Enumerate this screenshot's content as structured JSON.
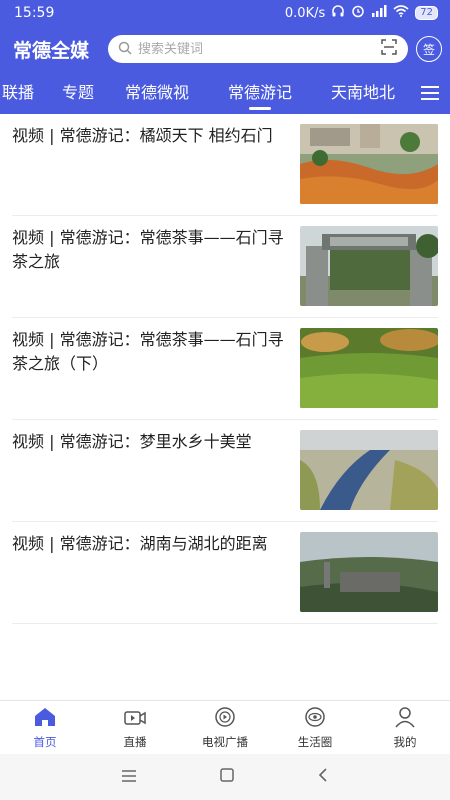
{
  "status_bar": {
    "time": "15:59",
    "speed": "0.0K/s",
    "battery": "72"
  },
  "header": {
    "logo": "常德全媒",
    "search_placeholder": "搜索关键词",
    "sign_label": "签"
  },
  "tabs": [
    "联播",
    "专题",
    "常德微视",
    "常德游记",
    "天南地北"
  ],
  "active_tab": "常德游记",
  "articles": [
    {
      "title": "视频 | 常德游记：橘颂天下 相约石门"
    },
    {
      "title": "视频 | 常德游记：常德茶事——石门寻茶之旅"
    },
    {
      "title": "视频 | 常德游记：常德茶事——石门寻茶之旅（下）"
    },
    {
      "title": "视频 | 常德游记：梦里水乡十美堂"
    },
    {
      "title": "视频 | 常德游记：湖南与湖北的距离"
    }
  ],
  "bottom_nav": [
    {
      "label": "首页",
      "icon": "home-icon",
      "active": true
    },
    {
      "label": "直播",
      "icon": "live-camera-icon"
    },
    {
      "label": "电视广播",
      "icon": "tv-broadcast-icon"
    },
    {
      "label": "生活圈",
      "icon": "life-circle-icon"
    },
    {
      "label": "我的",
      "icon": "user-icon"
    }
  ],
  "colors": {
    "primary": "#4a5be0"
  }
}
------
Leave the pictures out and write out every entry exactly as given.

Worked answer.
Enumerate this screenshot's content as structured JSON.
{
  "status_bar": {
    "time": "15:59",
    "speed": "0.0K/s",
    "battery": "72"
  },
  "header": {
    "logo": "常德全媒",
    "search_placeholder": "搜索关键词",
    "sign_label": "签"
  },
  "tabs": [
    "联播",
    "专题",
    "常德微视",
    "常德游记",
    "天南地北"
  ],
  "active_tab": "常德游记",
  "articles": [
    {
      "title": "视频 | 常德游记：橘颂天下 相约石门"
    },
    {
      "title": "视频 | 常德游记：常德茶事——石门寻茶之旅"
    },
    {
      "title": "视频 | 常德游记：常德茶事——石门寻茶之旅（下）"
    },
    {
      "title": "视频 | 常德游记：梦里水乡十美堂"
    },
    {
      "title": "视频 | 常德游记：湖南与湖北的距离"
    }
  ],
  "bottom_nav": [
    {
      "label": "首页",
      "icon": "home-icon",
      "active": true
    },
    {
      "label": "直播",
      "icon": "live-camera-icon"
    },
    {
      "label": "电视广播",
      "icon": "tv-broadcast-icon"
    },
    {
      "label": "生活圈",
      "icon": "life-circle-icon"
    },
    {
      "label": "我的",
      "icon": "user-icon"
    }
  ],
  "colors": {
    "primary": "#4a5be0"
  }
}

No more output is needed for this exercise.